_Stated exercise_
Repeat the material in full. Keep every line exactly as it is.

_Given data_

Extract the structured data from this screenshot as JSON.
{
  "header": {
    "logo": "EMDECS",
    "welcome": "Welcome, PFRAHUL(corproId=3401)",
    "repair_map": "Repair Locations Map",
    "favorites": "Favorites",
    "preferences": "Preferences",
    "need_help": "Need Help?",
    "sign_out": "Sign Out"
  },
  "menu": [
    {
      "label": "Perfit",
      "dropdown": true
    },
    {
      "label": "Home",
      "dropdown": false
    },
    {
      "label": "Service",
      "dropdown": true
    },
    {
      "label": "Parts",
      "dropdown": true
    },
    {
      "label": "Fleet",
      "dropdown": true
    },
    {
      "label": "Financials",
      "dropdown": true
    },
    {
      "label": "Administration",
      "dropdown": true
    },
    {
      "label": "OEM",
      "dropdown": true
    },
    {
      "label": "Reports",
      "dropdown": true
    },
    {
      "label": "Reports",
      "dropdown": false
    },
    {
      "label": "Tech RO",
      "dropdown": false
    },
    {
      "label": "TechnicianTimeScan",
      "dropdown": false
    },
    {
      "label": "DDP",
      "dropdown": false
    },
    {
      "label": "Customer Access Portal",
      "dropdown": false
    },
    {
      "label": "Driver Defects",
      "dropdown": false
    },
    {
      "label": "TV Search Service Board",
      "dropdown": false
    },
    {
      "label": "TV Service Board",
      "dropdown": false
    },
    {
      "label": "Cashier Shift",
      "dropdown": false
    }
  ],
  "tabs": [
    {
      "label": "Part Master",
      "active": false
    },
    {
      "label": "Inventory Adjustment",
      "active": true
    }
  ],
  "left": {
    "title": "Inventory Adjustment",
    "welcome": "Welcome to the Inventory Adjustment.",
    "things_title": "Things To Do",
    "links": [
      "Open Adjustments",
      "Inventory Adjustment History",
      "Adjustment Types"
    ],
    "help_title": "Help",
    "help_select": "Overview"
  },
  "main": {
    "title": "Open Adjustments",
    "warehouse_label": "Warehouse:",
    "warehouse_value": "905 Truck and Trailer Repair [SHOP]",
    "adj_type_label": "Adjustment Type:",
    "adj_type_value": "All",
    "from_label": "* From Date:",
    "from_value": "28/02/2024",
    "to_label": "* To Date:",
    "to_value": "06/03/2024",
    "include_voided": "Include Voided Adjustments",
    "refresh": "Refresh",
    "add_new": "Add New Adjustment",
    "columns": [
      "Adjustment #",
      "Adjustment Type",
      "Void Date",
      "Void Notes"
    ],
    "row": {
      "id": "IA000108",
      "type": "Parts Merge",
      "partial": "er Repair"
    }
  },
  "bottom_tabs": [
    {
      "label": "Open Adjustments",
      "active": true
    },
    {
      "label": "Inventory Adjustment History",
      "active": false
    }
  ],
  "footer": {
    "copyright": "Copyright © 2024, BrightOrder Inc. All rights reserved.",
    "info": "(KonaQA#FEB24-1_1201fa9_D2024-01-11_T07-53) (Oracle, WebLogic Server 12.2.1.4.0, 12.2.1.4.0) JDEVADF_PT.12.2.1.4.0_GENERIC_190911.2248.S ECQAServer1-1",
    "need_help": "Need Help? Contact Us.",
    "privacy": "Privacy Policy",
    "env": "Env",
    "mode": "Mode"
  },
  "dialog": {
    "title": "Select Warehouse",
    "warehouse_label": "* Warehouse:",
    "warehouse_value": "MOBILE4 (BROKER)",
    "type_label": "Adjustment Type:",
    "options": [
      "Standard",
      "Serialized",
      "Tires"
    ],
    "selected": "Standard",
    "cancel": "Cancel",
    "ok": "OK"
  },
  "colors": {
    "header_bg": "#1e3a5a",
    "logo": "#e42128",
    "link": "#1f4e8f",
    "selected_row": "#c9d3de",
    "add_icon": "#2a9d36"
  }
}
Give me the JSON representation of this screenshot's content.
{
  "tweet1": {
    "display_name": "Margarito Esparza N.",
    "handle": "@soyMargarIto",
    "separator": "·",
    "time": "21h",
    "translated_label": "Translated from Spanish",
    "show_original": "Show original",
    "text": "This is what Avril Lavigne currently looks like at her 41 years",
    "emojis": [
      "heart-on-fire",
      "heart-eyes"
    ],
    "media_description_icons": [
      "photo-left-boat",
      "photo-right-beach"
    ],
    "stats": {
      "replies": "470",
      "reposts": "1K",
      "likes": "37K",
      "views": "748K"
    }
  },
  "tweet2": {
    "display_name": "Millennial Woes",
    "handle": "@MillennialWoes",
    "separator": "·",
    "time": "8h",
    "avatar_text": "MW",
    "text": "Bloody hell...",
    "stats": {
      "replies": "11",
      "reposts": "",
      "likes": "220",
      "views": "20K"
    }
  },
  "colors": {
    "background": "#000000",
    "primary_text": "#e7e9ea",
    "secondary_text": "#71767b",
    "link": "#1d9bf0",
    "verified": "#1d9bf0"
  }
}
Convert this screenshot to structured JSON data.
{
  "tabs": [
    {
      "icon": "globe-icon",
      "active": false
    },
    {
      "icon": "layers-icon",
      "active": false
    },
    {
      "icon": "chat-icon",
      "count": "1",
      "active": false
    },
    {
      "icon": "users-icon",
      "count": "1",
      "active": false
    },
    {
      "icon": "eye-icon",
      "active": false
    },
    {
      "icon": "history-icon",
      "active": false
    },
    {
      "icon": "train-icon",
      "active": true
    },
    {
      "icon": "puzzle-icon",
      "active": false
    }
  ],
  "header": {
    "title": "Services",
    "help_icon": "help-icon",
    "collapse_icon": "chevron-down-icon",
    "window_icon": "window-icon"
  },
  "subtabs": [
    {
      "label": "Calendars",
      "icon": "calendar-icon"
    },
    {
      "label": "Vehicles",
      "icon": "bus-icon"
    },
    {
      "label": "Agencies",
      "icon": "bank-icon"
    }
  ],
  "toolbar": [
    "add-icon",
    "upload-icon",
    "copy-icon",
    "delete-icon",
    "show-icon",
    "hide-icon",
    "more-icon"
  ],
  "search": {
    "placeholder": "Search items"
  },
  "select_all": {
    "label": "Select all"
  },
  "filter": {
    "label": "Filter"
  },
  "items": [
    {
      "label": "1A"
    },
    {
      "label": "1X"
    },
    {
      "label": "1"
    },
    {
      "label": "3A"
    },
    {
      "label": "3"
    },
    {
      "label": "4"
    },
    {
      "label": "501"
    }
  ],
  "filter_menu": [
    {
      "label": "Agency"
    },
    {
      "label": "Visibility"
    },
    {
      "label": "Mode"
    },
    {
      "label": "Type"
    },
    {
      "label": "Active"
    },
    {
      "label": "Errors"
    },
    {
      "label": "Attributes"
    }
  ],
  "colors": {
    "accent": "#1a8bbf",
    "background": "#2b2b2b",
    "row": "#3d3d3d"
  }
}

_Output below_
Extract the structured data from this screenshot as JSON.
{
  "header": {
    "logo": "EMDECS",
    "welcome": "Welcome, PFRAHUL(corproId=3401)",
    "repair_map": "Repair Locations Map",
    "favorites": "Favorites",
    "preferences": "Preferences",
    "need_help": "Need Help?",
    "sign_out": "Sign Out"
  },
  "menu": [
    {
      "label": "Perfit",
      "dropdown": true
    },
    {
      "label": "Home",
      "dropdown": false
    },
    {
      "label": "Service",
      "dropdown": true
    },
    {
      "label": "Parts",
      "dropdown": true
    },
    {
      "label": "Fleet",
      "dropdown": true
    },
    {
      "label": "Financials",
      "dropdown": true
    },
    {
      "label": "Administration",
      "dropdown": true
    },
    {
      "label": "OEM",
      "dropdown": true
    },
    {
      "label": "Reports",
      "dropdown": true
    },
    {
      "label": "Reports",
      "dropdown": false
    },
    {
      "label": "Tech RO",
      "dropdown": false
    },
    {
      "label": "TechnicianTimeScan",
      "dropdown": false
    },
    {
      "label": "DDP",
      "dropdown": false
    },
    {
      "label": "Customer Access Portal",
      "dropdown": false
    },
    {
      "label": "Driver Defects",
      "dropdown": false
    },
    {
      "label": "TV Search Service Board",
      "dropdown": false
    },
    {
      "label": "TV Service Board",
      "dropdown": false
    },
    {
      "label": "Cashier Shift",
      "dropdown": false
    }
  ],
  "tabs": [
    {
      "label": "Part Master",
      "active": false
    },
    {
      "label": "Inventory Adjustment",
      "active": true
    }
  ],
  "left": {
    "title": "Inventory Adjustment",
    "welcome": "Welcome to the Inventory Adjustment.",
    "things_title": "Things To Do",
    "links": [
      "Open Adjustments",
      "Inventory Adjustment History",
      "Adjustment Types"
    ],
    "help_title": "Help",
    "help_select": "Overview"
  },
  "main": {
    "title": "Open Adjustments",
    "warehouse_label": "Warehouse:",
    "warehouse_value": "905 Truck and Trailer Repair [SHOP]",
    "adj_type_label": "Adjustment Type:",
    "adj_type_value": "All",
    "from_label": "* From Date:",
    "from_value": "28/02/2024",
    "to_label": "* To Date:",
    "to_value": "06/03/2024",
    "include_voided": "Include Voided Adjustments",
    "refresh": "Refresh",
    "add_new": "Add New Adjustment",
    "columns": [
      "Adjustment #",
      "Adjustment Type",
      "Void Date",
      "Void Notes"
    ],
    "row": {
      "id": "IA000108",
      "type": "Parts Merge",
      "partial": "er Repair"
    }
  },
  "bottom_tabs": [
    {
      "label": "Open Adjustments",
      "active": true
    },
    {
      "label": "Inventory Adjustment History",
      "active": false
    }
  ],
  "footer": {
    "copyright": "Copyright © 2024, BrightOrder Inc. All rights reserved.",
    "info": "(KonaQA#FEB24-1_1201fa9_D2024-01-11_T07-53) (Oracle, WebLogic Server 12.2.1.4.0, 12.2.1.4.0) JDEVADF_PT.12.2.1.4.0_GENERIC_190911.2248.S ECQAServer1-1",
    "need_help": "Need Help? Contact Us.",
    "privacy": "Privacy Policy",
    "env": "Env",
    "mode": "Mode"
  },
  "dialog": {
    "title": "Select Warehouse",
    "warehouse_label": "* Warehouse:",
    "warehouse_value": "MOBILE4 (BROKER)",
    "type_label": "Adjustment Type:",
    "options": [
      "Standard",
      "Serialized",
      "Tires"
    ],
    "selected": "Standard",
    "cancel": "Cancel",
    "ok": "OK"
  },
  "colors": {
    "header_bg": "#1e3a5a",
    "logo": "#e42128",
    "link": "#1f4e8f",
    "selected_row": "#c9d3de",
    "add_icon": "#2a9d36"
  }
}
Give me the JSON representation of this screenshot's content.
{
  "tweet1": {
    "display_name": "Margarito Esparza N.",
    "handle": "@soyMargarIto",
    "separator": "·",
    "time": "21h",
    "translated_label": "Translated from Spanish",
    "show_original": "Show original",
    "text": "This is what Avril Lavigne currently looks like at her 41 years",
    "emojis": [
      "heart-on-fire",
      "heart-eyes"
    ],
    "media_description_icons": [
      "photo-left-boat",
      "photo-right-beach"
    ],
    "stats": {
      "replies": "470",
      "reposts": "1K",
      "likes": "37K",
      "views": "748K"
    }
  },
  "tweet2": {
    "display_name": "Millennial Woes",
    "handle": "@MillennialWoes",
    "separator": "·",
    "time": "8h",
    "avatar_text": "MW",
    "text": "Bloody hell...",
    "stats": {
      "replies": "11",
      "reposts": "",
      "likes": "220",
      "views": "20K"
    }
  },
  "colors": {
    "background": "#000000",
    "primary_text": "#e7e9ea",
    "secondary_text": "#71767b",
    "link": "#1d9bf0",
    "verified": "#1d9bf0"
  }
}
Convert this screenshot to structured JSON data.
{
  "tabs": [
    {
      "icon": "globe-icon",
      "active": false
    },
    {
      "icon": "layers-icon",
      "active": false
    },
    {
      "icon": "chat-icon",
      "count": "1",
      "active": false
    },
    {
      "icon": "users-icon",
      "count": "1",
      "active": false
    },
    {
      "icon": "eye-icon",
      "active": false
    },
    {
      "icon": "history-icon",
      "active": false
    },
    {
      "icon": "train-icon",
      "active": true
    },
    {
      "icon": "puzzle-icon",
      "active": false
    }
  ],
  "header": {
    "title": "Services",
    "help_icon": "help-icon",
    "collapse_icon": "chevron-down-icon",
    "window_icon": "window-icon"
  },
  "subtabs": [
    {
      "label": "Calendars",
      "icon": "calendar-icon"
    },
    {
      "label": "Vehicles",
      "icon": "bus-icon"
    },
    {
      "label": "Agencies",
      "icon": "bank-icon"
    }
  ],
  "toolbar": [
    "add-icon",
    "upload-icon",
    "copy-icon",
    "delete-icon",
    "show-icon",
    "hide-icon",
    "more-icon"
  ],
  "search": {
    "placeholder": "Search items"
  },
  "select_all": {
    "label": "Select all"
  },
  "filter": {
    "label": "Filter"
  },
  "items": [
    {
      "label": "1A"
    },
    {
      "label": "1X"
    },
    {
      "label": "1"
    },
    {
      "label": "3A"
    },
    {
      "label": "3"
    },
    {
      "label": "4"
    },
    {
      "label": "501"
    }
  ],
  "filter_menu": [
    {
      "label": "Agency"
    },
    {
      "label": "Visibility"
    },
    {
      "label": "Mode"
    },
    {
      "label": "Type"
    },
    {
      "label": "Active"
    },
    {
      "label": "Errors"
    },
    {
      "label": "Attributes"
    }
  ],
  "colors": {
    "accent": "#1a8bbf",
    "background": "#2b2b2b",
    "row": "#3d3d3d"
  }
}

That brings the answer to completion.